- _Description of the task_:
Using the entries that follow, state how many lines contain the word "Hancock". The response is that number and nothing more.

- _Data in this exercise_:

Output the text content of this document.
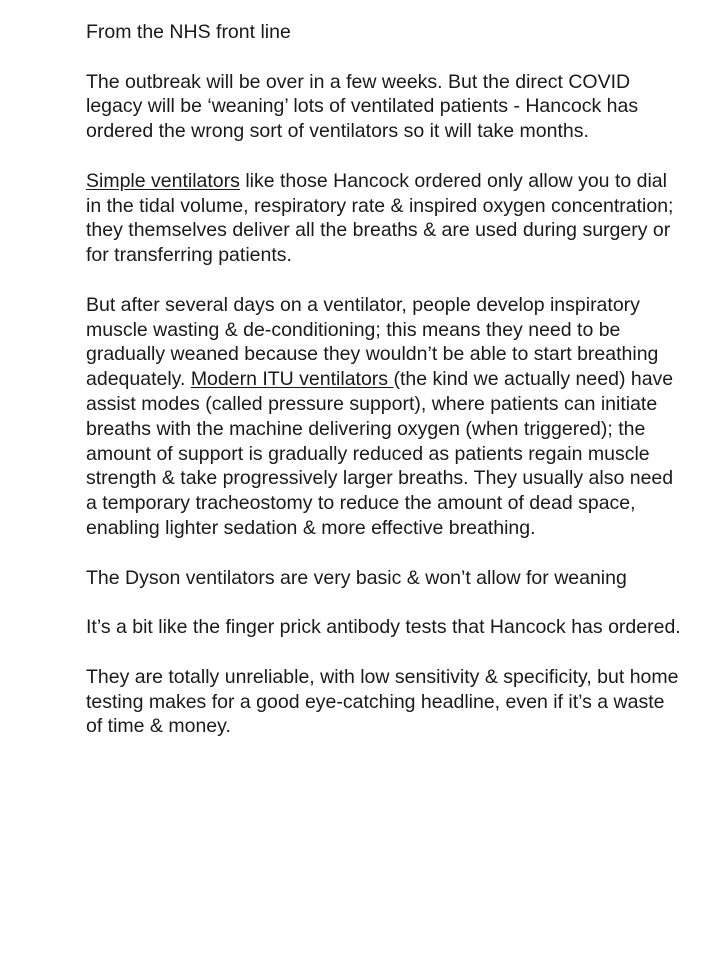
From the NHS front line

The outbreak will be over in a few weeks. But the direct COVID legacy will be ‘weaning’ lots of ventilated patients - Hancock has ordered the wrong sort of ventilators so it will take months.

Simple ventilators like those Hancock ordered only allow you to dial in the tidal volume, respiratory rate & inspired oxygen concentration; they themselves deliver all the breaths & are used during surgery or for transferring patients.

But after several days on a ventilator, people develop inspiratory muscle wasting & de-conditioning; this means they need to be gradually weaned because they wouldn’t be able to start breathing adequately. Modern ITU ventilators (the kind we actually need) have assist modes (called pressure support), where patients can initiate breaths with the machine delivering oxygen (when triggered); the amount of support is gradually reduced as patients regain muscle strength & take progressively larger breaths. They usually also need a temporary tracheostomy to reduce the amount of dead space, enabling lighter sedation & more effective breathing.

The Dyson ventilators are very basic & won’t allow for weaning

It’s a bit like the finger prick antibody tests that Hancock has ordered.

They are totally unreliable, with low sensitivity & specificity, but home testing makes for a good eye-catching headline, even if it’s a waste of time & money.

- _The completed task_:
3